**Work instructions**
Return the material word for word. Do not include the pictures.

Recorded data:
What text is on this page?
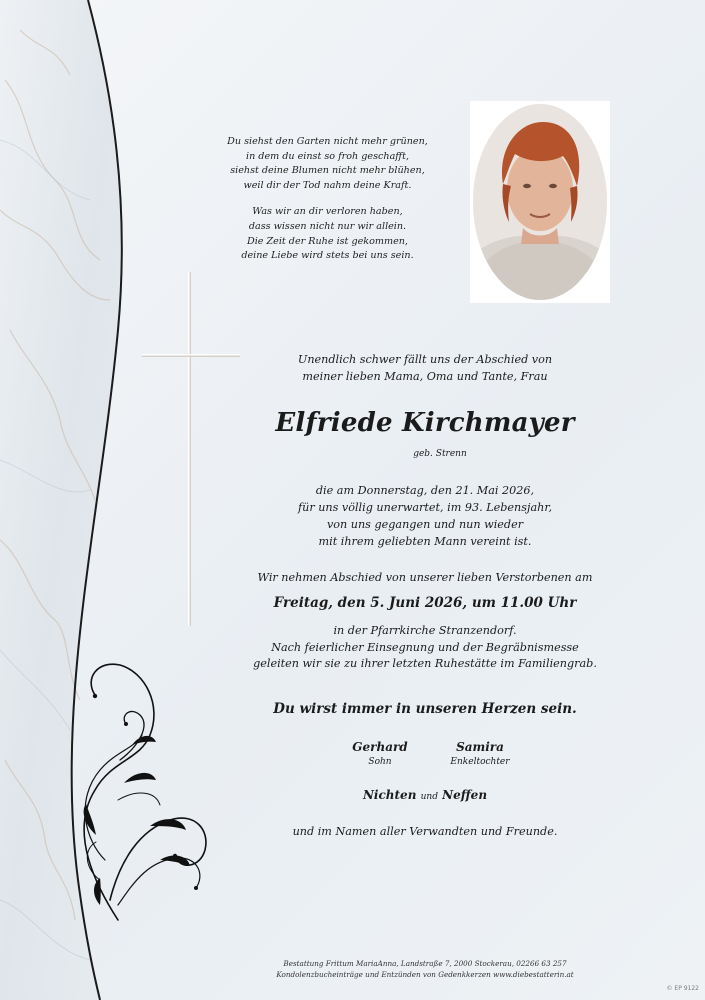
Du siehst den Garten nicht mehr grünen,
in dem du einst so froh geschafft,
siehst deine Blumen nicht mehr blühen,
weil dir der Tod nahm deine Kraft.
Was wir an dir verloren haben,
dass wissen nicht nur wir allein.
Die Zeit der Ruhe ist gekommen,
deine Liebe wird stets bei uns sein.
Unendlich schwer fällt uns der Abschied von
meiner lieben Mama, Oma und Tante, Frau
Elfriede Kirchmayer
geb. Strenn
die am Donnerstag, den 21. Mai 2026,
für uns völlig unerwartet, im 93. Lebensjahr,
von uns gegangen und nun wieder
mit ihrem geliebten Mann vereint ist.
Wir nehmen Abschied von unserer lieben Verstorbenen am
Freitag, den 5. Juni 2026, um 11.00 Uhr
in der Pfarrkirche Stranzendorf.
Nach feierlicher Einsegnung und der Begräbnismesse
geleiten wir sie zu ihrer letzten Ruhestätte im Familiengrab.
Du wirst immer in unseren Herzen sein.
Gerhard
Sohn
Samira
Enkeltochter
Nichten und Neffen
und im Namen aller Verwandten und Freunde.
Bestattung Frittum MariaAnna, Landstraße 7, 2000 Stockerau, 02266 63 257
Kondolenzbucheinträge und Entzünden von Gedenkkerzen www.diebestatterin.at
© EP 9122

**Result**
What text is on this page?
Du siehst den Garten nicht mehr grünen,
in dem du einst so froh geschafft,
siehst deine Blumen nicht mehr blühen,
weil dir der Tod nahm deine Kraft.
Was wir an dir verloren haben,
dass wissen nicht nur wir allein.
Die Zeit der Ruhe ist gekommen,
deine Liebe wird stets bei uns sein.
Unendlich schwer fällt uns der Abschied von
meiner lieben Mama, Oma und Tante, Frau
Elfriede Kirchmayer
geb. Strenn
die am Donnerstag, den 21. Mai 2026,
für uns völlig unerwartet, im 93. Lebensjahr,
von uns gegangen und nun wieder
mit ihrem geliebten Mann vereint ist.
Wir nehmen Abschied von unserer lieben Verstorbenen am
Freitag, den 5. Juni 2026, um 11.00 Uhr
in der Pfarrkirche Stranzendorf.
Nach feierlicher Einsegnung und der Begräbnismesse
geleiten wir sie zu ihrer letzten Ruhestätte im Familiengrab.
Du wirst immer in unseren Herzen sein.
Gerhard
Sohn
Samira
Enkeltochter
Nichten und Neffen
und im Namen aller Verwandten und Freunde.
Bestattung Frittum MariaAnna, Landstraße 7, 2000 Stockerau, 02266 63 257
Kondolenzbucheinträge und Entzünden von Gedenkkerzen www.diebestatterin.at
© EP 9122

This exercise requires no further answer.